Kutipan teks
JAKARTA, KOMPAS — Judul berita utama Harian Kompas selama tahun 2025 menggambarkan suasana Indonesia yang diwarnai kekhawatiran. Di sisi lain pemilihan headline sepanjang tahun menyimpan harapan. Gambaran ini terlihat dari sentimen dan mood terhadap 339 berita utama sepanjang tahun ini.
Untuk mendapatkan gambaran ini, Tim Jurnalisme Data Harian Kompas menganalisis judul berita utama sejak 1 Januari hingga 24 Desember 2025. Judul-judul berita utama dikelompokkan ke beberapa topik, lalu tim penulis memberi nilai sentimen dan mood.
Contohnya, berita headline, Minggu (23/2/2025), berjudul ”Konstitusi Jamin Hak Warga Berekspresi” masuk kategori topik ”politik” dengan sentimen ”positif” dan mood ”gembira/optimistis”. Adapun berita pada Sabtu (8/3/2025) berjudul ”Dunia Usaha Khawatirkan Pelemahan Rupiah” dari topik ”ekonomi” mendapat sentimen ”negatif” dengan mood ”khawatir”.
Dalam analisis ini, headline dibaca sebagai penanda isu yang paling sering hadir di ruang publik. Sementara pola sentimen di sini bukan untuk mengkaji pilihan redaksional, melainkan sebagai gambaran dinamika suasana sosial.
Sepanjang 2025, berita dengan sentimen negatif mendominasi keseluruhan berita (44 persen), disusul netral (33 persen), dan sentimen positif (23 persen).
Topik ekonomi (24,2 persen), politik (20,1 persen), dan internasional (16,2 persen) paling banyak muncul. Sementara topik lain, seperti hukum, bencana, sosial, pendidikan, olahraga, seni budaya, dan gaya hidup, di bawah 10 persen.
Di luar topik kriminalitas dan bencana yang secara alamiah bernada negatif, sejumlah topik memperlihatkan porsi sentimen negatif yang lebih besar dibandingkan sentimen positif dan netral. Pola ini menunjukkan suasana publik sepanjang 2025 tidak hanya dipicu peristiwa krisis, tetapi juga persoalan kebijakan dan arah pembangunan yang membentuk rasa khawatir dan waspada.
Pada topik lingkungan, hukum, dan ekonomi, porsi sentimen negatifnya bahkan lebih dari 50 persen. Di bawahnya, topik pendidikan dan internasional juga masih kuat bernada negatif.
Sebaliknya, topik seni budaya, olahraga, dan sosial lebih banyak muncul dengan sentimen positif, sedangkan topik kesehatan mendapat sentimen berimbang. Sementara itu, topik politik yang lebih banyak menampilkan proses dan kebijakan lebih banyak tampil netral dengan porsi sentimen negatif dan positif yang berimbang.
Sentimen negatif yang banyak diperoleh berita ekonomi bukan sesuatu yang mengherankan, menurut pandangan warga Berbah, Sleman, Yogyakarta, Handriva Fauzi (33). Menurut Handriva, kondisi ekonomi dirasakan kian menekan kehidupan.

Cuplikan data

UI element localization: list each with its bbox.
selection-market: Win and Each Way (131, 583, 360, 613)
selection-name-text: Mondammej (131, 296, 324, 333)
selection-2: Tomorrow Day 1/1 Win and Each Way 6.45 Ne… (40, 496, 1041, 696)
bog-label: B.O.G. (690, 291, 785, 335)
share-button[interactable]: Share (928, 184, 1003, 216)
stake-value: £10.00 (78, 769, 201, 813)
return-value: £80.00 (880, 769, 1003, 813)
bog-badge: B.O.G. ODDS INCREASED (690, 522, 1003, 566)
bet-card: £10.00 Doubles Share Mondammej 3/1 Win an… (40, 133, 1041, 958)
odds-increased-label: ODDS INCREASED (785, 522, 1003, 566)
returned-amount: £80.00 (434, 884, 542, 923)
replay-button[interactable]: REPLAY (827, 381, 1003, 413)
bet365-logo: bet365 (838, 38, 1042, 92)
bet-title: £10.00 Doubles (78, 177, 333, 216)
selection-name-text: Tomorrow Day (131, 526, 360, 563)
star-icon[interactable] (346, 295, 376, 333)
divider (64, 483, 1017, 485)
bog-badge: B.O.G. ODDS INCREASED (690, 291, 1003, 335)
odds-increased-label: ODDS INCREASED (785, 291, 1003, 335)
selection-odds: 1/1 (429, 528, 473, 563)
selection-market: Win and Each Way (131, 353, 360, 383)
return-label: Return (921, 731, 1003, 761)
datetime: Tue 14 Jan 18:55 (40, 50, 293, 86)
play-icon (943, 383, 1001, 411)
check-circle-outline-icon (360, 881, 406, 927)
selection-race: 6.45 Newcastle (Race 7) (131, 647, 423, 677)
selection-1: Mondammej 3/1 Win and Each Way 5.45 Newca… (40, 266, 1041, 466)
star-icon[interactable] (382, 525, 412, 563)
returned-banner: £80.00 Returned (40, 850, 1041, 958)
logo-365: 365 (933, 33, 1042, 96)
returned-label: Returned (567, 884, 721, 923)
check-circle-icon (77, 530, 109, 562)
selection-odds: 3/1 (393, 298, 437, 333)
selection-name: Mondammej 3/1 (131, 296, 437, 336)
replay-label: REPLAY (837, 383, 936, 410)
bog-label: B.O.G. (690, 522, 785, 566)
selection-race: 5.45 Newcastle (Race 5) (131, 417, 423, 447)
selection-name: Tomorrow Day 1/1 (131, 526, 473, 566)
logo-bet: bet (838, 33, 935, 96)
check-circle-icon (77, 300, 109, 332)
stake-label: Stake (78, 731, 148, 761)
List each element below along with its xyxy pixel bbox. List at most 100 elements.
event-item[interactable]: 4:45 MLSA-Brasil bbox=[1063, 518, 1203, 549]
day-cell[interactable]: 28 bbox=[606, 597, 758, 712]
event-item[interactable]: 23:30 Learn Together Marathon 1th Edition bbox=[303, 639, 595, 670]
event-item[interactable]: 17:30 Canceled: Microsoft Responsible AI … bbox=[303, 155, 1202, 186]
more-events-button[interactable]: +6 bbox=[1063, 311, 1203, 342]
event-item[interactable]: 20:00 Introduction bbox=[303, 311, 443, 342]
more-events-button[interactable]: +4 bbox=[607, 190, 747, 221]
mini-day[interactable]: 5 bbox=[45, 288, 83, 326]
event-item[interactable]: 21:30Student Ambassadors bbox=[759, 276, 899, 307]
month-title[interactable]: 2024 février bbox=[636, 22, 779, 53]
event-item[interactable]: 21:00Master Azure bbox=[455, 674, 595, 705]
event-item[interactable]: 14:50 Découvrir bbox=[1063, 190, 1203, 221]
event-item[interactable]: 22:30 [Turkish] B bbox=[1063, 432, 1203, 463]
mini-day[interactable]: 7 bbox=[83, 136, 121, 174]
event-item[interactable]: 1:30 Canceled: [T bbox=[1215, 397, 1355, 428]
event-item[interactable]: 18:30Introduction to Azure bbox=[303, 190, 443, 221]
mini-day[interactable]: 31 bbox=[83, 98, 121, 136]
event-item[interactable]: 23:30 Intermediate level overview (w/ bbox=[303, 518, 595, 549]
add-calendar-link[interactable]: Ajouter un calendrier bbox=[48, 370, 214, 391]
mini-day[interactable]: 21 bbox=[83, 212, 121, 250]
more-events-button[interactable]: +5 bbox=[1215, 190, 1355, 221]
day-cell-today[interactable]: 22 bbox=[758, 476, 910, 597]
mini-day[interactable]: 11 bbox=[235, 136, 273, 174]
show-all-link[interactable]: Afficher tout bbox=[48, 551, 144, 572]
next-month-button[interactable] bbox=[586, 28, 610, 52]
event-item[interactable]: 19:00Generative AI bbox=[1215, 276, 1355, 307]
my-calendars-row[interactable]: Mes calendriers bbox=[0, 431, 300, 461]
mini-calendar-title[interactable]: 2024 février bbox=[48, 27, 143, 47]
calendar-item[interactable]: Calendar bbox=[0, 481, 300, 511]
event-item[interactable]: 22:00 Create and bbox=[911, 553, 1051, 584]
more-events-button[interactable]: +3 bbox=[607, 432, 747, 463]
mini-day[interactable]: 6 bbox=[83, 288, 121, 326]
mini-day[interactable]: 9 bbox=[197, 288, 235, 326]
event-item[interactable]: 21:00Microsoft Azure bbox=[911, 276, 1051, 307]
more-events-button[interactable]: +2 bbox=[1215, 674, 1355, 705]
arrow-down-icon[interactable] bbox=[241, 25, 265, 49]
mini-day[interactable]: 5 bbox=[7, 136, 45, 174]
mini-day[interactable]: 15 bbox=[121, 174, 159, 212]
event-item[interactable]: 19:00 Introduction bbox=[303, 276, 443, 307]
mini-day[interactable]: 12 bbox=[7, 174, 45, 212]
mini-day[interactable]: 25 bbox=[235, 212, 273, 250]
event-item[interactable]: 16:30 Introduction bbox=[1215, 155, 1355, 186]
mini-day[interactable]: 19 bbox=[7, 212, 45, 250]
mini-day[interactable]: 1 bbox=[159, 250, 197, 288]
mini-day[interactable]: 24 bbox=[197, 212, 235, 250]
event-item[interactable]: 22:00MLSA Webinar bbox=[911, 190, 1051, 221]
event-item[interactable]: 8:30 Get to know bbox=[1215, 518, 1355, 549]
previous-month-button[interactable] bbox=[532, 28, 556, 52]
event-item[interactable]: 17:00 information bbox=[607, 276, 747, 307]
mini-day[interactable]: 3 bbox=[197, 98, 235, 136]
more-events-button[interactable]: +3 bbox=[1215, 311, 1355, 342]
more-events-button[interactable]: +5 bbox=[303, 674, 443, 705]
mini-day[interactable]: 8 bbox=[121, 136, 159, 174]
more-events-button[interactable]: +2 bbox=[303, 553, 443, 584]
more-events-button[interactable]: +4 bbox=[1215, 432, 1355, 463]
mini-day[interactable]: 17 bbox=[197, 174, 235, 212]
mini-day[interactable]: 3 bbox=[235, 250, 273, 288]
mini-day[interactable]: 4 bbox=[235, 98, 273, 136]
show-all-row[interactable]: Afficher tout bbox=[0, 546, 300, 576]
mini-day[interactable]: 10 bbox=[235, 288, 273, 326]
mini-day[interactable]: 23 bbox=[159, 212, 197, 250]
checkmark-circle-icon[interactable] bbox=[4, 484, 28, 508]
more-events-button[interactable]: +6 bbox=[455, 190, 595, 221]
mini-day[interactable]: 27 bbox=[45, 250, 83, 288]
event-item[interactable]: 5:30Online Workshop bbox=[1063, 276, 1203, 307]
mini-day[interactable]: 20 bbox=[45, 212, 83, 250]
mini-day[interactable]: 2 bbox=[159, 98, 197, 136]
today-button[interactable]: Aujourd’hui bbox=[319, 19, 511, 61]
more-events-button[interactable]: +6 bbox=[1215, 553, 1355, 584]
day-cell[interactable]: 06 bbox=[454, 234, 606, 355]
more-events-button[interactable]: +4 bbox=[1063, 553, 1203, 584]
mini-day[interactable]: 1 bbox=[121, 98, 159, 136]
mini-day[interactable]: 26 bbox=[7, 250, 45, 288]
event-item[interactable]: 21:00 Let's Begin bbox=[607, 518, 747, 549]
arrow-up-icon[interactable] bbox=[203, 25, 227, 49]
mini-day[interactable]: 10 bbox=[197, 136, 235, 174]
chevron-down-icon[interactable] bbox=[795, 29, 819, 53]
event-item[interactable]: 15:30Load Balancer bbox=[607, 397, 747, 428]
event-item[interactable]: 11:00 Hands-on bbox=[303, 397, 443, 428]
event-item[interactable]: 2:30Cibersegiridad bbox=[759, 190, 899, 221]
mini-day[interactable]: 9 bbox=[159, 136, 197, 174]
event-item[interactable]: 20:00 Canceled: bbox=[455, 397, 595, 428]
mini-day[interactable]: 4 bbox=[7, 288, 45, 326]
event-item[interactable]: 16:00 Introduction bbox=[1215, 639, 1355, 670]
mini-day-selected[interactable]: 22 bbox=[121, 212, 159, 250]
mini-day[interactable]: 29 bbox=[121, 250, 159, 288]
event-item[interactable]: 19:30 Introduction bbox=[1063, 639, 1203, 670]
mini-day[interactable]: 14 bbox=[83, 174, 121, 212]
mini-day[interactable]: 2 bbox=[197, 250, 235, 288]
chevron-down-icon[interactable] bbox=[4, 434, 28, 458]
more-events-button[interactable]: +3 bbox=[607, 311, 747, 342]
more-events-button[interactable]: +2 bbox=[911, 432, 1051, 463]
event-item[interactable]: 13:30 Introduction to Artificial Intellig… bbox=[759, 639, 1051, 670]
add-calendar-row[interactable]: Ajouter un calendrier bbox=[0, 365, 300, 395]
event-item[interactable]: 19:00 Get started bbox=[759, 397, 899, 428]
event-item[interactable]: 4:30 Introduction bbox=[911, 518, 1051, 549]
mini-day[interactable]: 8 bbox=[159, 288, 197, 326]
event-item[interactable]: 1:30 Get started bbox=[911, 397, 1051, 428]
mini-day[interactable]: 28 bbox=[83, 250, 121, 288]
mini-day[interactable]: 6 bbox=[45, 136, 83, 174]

Tugas A
Menurut kutipan teks, berapa banyak berita utama Harian Kompas yang sentimen dan mood-nya dinilai sepanjang 2025?
Tugas B
Sebutkan semua topik yang menurut kutipan teks memiliki porsi sentimen negatif lebih dari 50 persen.

Jawaban yang diharapkan A
339 berita utama.

Jawaban yang diharapkan B
Lingkungan, hukum, dan ekonomi.